DIRECTIVE
Tally the lines with the word "公共事业管理" and report the number alone.

Stored dataset items
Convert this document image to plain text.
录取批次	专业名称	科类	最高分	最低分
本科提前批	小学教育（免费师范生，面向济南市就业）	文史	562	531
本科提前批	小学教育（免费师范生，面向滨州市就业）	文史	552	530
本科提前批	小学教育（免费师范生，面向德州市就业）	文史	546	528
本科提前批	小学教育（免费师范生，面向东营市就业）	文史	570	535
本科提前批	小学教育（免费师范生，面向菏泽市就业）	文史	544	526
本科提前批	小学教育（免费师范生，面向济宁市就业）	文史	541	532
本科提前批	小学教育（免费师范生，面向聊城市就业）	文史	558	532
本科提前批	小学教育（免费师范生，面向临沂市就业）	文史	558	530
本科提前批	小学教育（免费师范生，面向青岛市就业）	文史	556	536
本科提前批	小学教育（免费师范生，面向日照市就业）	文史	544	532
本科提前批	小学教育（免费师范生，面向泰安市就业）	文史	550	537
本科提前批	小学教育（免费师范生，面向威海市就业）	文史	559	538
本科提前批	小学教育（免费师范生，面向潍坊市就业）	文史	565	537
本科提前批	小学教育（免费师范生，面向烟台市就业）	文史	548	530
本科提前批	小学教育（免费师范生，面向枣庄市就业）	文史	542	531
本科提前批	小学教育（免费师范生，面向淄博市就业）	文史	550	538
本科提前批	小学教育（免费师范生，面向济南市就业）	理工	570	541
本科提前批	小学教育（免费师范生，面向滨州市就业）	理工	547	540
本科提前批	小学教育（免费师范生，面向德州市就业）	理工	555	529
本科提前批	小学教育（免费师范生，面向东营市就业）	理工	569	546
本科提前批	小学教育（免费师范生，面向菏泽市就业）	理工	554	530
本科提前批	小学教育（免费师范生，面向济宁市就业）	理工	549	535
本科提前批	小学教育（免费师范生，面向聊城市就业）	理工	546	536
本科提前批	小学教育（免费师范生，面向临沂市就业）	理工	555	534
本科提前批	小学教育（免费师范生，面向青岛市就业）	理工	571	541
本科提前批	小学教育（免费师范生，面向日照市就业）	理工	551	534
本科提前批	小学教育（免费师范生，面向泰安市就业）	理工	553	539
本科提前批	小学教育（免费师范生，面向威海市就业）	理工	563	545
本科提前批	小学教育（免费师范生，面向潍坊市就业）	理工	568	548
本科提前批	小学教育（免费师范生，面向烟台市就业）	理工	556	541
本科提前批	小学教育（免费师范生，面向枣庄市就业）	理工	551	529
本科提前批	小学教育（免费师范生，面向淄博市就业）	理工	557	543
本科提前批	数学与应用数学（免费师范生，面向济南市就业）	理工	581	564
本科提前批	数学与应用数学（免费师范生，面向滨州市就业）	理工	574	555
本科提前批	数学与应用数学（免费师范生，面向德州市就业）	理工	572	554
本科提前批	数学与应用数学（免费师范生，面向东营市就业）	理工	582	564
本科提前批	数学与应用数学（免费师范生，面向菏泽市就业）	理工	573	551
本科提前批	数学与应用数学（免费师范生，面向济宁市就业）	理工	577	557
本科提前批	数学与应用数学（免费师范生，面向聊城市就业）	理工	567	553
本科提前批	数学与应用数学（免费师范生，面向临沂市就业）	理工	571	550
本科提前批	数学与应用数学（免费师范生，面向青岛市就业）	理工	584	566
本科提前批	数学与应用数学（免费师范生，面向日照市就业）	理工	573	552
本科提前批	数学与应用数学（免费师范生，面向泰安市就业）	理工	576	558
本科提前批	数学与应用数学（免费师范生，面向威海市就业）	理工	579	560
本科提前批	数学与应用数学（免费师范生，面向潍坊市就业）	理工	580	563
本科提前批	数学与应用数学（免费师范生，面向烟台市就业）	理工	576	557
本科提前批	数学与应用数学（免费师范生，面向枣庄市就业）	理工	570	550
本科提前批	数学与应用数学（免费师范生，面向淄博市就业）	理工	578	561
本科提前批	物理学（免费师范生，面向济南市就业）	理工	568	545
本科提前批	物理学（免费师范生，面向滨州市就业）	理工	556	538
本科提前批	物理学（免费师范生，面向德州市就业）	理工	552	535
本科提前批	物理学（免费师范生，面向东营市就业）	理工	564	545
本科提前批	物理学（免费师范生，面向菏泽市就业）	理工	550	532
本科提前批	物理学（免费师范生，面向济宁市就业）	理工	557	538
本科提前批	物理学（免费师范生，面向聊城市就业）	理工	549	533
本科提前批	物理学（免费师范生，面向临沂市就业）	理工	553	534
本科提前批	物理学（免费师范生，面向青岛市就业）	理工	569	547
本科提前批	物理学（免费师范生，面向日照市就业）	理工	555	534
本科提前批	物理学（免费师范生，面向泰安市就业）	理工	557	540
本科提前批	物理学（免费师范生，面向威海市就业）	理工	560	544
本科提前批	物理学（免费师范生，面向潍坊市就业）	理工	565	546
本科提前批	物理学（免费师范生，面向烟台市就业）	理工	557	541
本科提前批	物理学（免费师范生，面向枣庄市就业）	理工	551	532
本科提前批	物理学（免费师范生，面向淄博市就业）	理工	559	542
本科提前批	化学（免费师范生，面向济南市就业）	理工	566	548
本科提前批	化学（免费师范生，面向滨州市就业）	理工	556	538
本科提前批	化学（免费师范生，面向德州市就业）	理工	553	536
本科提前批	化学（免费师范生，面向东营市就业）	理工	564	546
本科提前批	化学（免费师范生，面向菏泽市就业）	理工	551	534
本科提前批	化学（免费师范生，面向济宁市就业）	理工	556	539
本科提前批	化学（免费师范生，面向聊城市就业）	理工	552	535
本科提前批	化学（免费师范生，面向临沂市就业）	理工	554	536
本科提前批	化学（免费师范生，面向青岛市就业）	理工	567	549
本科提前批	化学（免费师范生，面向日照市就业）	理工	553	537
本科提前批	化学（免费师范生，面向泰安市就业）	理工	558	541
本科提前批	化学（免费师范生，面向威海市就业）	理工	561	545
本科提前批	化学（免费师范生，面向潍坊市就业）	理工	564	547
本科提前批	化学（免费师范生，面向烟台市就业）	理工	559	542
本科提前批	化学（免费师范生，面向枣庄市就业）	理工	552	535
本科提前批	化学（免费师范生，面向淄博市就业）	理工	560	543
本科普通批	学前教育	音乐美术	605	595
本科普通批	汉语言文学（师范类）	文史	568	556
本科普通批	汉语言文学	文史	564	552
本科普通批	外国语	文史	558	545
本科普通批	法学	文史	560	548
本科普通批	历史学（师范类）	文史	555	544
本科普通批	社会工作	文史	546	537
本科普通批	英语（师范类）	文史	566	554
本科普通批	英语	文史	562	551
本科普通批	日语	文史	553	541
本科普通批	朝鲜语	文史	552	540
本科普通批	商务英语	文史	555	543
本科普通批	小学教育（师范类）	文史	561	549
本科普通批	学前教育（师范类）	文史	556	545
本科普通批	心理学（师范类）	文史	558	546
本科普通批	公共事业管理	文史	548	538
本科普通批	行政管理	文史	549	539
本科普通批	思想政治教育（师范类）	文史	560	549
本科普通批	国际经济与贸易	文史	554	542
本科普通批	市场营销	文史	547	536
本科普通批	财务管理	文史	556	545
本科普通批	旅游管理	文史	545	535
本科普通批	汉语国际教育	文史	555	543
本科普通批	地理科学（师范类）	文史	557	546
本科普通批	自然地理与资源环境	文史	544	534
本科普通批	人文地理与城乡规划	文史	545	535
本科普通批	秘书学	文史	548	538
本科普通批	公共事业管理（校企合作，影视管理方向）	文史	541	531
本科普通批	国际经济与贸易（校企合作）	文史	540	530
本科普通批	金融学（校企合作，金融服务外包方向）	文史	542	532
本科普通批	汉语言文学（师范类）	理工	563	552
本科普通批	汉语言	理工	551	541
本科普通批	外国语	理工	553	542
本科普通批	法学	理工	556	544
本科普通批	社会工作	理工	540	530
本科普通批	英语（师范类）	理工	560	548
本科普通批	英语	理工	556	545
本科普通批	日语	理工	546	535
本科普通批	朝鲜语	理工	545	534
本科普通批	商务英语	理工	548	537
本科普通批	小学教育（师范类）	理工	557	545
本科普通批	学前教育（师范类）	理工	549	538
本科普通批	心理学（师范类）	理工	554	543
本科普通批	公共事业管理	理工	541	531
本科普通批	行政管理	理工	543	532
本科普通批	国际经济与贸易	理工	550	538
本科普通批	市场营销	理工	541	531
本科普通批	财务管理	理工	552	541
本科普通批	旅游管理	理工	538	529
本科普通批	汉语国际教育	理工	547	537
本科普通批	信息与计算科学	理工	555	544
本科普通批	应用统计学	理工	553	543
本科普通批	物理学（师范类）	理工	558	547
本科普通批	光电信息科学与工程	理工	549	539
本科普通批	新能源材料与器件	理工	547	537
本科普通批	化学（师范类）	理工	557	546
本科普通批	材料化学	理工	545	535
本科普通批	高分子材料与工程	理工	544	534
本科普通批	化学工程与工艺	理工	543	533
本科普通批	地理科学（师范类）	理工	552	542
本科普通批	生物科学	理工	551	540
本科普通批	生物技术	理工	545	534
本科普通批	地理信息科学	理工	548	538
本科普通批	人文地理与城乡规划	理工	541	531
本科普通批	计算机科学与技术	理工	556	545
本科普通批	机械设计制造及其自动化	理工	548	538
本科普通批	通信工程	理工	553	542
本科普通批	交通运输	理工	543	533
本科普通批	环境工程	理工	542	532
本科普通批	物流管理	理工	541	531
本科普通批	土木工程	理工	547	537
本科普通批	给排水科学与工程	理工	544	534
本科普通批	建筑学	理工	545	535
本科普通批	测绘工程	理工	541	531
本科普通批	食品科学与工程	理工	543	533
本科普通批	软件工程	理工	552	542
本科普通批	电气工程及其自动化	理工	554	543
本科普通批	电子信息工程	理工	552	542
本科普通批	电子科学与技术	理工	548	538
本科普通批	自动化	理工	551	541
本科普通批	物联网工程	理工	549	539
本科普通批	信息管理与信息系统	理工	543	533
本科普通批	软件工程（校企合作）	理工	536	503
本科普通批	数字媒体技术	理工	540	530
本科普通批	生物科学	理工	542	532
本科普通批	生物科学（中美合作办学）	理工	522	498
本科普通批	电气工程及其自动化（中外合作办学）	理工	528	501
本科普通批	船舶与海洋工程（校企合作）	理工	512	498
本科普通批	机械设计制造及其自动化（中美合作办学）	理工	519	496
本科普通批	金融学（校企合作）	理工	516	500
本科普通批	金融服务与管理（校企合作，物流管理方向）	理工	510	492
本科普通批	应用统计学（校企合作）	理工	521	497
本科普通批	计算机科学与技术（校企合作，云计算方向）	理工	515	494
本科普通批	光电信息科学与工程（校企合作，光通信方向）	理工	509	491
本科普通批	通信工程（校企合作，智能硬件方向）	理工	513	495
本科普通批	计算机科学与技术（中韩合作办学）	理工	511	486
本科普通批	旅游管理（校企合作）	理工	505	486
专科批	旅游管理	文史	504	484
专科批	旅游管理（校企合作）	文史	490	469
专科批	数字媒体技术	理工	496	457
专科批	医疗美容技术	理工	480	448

OUTPUT
3